▸ Your task
Check each line for the string "токсичен", then give only how many lines have it.

(Saved entries)
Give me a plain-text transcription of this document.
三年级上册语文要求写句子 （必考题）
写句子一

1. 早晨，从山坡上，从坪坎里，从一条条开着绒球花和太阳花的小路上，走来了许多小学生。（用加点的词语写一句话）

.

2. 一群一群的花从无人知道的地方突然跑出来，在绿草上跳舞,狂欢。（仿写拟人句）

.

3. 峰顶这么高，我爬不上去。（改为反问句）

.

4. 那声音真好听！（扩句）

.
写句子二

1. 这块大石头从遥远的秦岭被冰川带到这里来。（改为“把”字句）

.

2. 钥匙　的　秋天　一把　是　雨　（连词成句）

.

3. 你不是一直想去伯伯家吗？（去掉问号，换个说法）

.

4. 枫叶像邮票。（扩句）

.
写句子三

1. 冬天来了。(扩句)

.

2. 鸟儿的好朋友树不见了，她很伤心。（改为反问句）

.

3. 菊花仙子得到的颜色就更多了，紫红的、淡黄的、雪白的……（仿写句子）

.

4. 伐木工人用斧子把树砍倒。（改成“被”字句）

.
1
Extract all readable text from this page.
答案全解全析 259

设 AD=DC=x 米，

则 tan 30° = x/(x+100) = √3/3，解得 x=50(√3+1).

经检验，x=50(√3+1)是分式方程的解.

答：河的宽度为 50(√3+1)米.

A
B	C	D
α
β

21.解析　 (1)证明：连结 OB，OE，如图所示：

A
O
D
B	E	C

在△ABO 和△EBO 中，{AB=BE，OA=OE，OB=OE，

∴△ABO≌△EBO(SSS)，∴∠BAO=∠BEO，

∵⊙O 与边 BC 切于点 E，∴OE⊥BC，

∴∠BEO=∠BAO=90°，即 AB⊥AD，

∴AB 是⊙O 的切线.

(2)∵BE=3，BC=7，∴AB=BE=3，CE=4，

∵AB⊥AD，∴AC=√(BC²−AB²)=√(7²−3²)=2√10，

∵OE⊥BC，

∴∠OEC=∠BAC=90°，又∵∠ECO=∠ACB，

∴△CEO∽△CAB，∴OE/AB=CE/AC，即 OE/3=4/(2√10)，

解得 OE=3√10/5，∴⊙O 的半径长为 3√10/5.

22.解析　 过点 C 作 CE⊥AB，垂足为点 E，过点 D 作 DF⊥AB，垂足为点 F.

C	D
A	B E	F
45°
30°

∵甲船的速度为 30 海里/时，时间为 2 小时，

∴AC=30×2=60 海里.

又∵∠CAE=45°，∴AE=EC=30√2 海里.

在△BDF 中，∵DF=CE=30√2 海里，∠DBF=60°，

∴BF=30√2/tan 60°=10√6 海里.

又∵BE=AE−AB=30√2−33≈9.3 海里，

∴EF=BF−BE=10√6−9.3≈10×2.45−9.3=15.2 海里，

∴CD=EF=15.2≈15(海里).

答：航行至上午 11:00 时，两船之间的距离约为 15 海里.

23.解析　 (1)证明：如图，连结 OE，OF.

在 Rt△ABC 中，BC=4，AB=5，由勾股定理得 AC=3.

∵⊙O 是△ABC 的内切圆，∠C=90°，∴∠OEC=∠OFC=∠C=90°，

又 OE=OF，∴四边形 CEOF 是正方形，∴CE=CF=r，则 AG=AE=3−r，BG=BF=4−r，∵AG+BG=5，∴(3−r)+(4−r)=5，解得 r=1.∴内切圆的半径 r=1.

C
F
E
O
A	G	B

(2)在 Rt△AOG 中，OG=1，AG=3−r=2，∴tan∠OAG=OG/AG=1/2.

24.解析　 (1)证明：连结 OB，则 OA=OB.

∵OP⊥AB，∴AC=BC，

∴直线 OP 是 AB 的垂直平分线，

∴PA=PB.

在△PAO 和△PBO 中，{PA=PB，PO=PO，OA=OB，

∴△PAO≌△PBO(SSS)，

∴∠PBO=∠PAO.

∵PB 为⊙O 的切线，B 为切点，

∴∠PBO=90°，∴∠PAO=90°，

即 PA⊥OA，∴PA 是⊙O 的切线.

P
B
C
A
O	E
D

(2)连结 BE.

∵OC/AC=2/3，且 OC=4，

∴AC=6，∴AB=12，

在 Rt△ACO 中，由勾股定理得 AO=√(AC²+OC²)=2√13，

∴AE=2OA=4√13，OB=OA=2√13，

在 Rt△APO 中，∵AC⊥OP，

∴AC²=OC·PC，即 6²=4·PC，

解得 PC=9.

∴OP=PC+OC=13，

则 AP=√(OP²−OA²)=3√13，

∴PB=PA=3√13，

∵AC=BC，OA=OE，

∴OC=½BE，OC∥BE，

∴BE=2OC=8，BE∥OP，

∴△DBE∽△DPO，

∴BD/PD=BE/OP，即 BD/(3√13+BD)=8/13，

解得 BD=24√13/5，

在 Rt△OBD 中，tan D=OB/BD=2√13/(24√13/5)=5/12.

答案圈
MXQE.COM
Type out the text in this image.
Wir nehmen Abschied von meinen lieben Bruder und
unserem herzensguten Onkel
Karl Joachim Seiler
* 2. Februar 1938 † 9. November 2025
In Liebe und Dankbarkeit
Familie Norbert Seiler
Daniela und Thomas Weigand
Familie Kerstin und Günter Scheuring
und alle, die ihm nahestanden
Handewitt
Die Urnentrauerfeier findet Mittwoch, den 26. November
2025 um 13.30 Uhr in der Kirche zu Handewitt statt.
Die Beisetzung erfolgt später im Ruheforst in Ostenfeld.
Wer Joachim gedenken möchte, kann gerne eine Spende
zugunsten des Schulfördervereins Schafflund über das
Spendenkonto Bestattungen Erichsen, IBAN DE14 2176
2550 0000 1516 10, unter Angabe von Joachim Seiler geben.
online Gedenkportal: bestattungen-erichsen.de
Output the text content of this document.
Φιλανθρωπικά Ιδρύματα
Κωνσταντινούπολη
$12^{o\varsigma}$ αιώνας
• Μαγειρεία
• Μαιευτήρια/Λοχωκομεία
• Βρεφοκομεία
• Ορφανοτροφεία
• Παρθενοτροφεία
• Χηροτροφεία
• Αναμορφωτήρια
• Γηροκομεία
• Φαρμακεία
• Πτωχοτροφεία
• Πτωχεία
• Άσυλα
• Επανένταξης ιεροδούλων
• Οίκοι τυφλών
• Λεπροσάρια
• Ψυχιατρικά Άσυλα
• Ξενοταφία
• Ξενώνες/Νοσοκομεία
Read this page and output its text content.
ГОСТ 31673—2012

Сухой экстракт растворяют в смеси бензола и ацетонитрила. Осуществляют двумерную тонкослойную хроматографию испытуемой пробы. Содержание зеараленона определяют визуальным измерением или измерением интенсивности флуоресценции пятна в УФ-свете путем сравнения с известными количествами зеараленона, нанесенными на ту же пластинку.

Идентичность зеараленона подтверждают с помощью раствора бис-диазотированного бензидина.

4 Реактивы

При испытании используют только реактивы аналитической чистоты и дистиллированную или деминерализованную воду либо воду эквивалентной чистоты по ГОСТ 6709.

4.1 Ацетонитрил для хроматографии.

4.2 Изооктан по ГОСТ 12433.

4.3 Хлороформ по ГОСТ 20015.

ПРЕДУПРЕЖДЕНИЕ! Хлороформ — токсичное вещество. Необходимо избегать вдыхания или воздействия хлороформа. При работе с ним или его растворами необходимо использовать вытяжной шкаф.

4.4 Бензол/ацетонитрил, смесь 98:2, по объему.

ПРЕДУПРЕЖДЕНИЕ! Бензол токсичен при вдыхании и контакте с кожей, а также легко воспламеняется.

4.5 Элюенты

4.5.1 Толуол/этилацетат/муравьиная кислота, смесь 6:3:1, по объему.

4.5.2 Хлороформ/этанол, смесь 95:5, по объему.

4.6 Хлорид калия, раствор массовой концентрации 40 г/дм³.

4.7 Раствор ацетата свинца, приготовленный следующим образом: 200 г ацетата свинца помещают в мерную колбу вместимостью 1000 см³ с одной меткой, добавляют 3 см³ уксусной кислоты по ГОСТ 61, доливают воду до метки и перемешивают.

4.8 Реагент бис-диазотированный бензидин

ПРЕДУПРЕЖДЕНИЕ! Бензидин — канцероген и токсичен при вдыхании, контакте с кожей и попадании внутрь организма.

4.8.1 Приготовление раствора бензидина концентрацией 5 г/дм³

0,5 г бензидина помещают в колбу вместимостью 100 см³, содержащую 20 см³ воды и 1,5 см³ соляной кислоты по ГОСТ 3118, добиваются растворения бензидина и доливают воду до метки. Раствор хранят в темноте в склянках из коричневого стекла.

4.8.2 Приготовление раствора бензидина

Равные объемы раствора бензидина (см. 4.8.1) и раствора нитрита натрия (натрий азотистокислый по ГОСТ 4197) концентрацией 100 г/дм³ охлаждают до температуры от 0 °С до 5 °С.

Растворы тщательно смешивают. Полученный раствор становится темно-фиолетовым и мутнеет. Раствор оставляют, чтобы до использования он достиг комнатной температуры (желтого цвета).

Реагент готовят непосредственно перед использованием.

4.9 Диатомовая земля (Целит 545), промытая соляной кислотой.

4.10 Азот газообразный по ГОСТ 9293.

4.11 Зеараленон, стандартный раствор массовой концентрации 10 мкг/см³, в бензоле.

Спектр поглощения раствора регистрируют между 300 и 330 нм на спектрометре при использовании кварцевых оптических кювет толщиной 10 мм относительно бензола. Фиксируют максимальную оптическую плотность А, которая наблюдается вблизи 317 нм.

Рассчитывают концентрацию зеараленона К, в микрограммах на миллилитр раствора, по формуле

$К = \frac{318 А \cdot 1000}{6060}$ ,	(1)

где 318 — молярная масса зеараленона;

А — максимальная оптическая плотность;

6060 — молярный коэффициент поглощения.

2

▸ Solution to the exercise
2